** start of Information provided **
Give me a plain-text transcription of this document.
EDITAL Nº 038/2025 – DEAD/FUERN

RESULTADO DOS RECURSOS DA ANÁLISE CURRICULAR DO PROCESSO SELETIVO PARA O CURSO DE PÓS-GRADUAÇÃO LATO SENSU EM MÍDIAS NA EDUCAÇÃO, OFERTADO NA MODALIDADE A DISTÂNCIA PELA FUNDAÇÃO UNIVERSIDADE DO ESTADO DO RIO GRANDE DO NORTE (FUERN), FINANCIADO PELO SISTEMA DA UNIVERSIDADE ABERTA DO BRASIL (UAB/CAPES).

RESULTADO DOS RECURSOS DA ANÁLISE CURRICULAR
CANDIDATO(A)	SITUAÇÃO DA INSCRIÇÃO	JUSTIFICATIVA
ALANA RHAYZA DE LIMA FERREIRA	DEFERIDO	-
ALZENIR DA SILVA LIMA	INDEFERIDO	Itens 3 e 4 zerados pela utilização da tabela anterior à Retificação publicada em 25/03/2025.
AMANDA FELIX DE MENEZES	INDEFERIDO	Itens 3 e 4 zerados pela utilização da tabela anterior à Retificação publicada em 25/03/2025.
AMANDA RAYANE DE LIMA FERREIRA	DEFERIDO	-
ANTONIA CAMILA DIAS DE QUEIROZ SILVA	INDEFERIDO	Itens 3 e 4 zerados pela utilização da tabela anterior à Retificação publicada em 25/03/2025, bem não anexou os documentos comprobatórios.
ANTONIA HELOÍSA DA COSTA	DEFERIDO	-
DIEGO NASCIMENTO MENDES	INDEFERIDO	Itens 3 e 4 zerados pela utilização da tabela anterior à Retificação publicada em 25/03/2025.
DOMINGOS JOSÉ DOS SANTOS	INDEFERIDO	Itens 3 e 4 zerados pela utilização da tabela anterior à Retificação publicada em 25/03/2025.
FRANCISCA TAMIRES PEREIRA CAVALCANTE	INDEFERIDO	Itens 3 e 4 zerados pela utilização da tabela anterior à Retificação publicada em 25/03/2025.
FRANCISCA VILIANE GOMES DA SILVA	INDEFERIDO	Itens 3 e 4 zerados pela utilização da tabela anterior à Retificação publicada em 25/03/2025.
** end of Information provided **
Look for the word "FUERN" and return every line where it occurs.

EDITAL Nº 038/2025 – DEAD/FUERN
RESULTADO DOS RECURSOS DA ANÁLISE CURRICULAR DO PROCESSO SELETIVO PARA O CURSO DE PÓS-GRADUAÇÃO LATO SENSU EM MÍDIAS NA EDUCAÇÃO, OFERTADO NA MODALIDADE A DISTÂNCIA PELA FUNDAÇÃO UNIVERSIDADE DO ESTADO DO RIO GRANDE DO NORTE (FUERN), FINANCIADO PELO SISTEMA DA UNIVERSIDADE ABERTA DO BRASIL (UAB/CAPES).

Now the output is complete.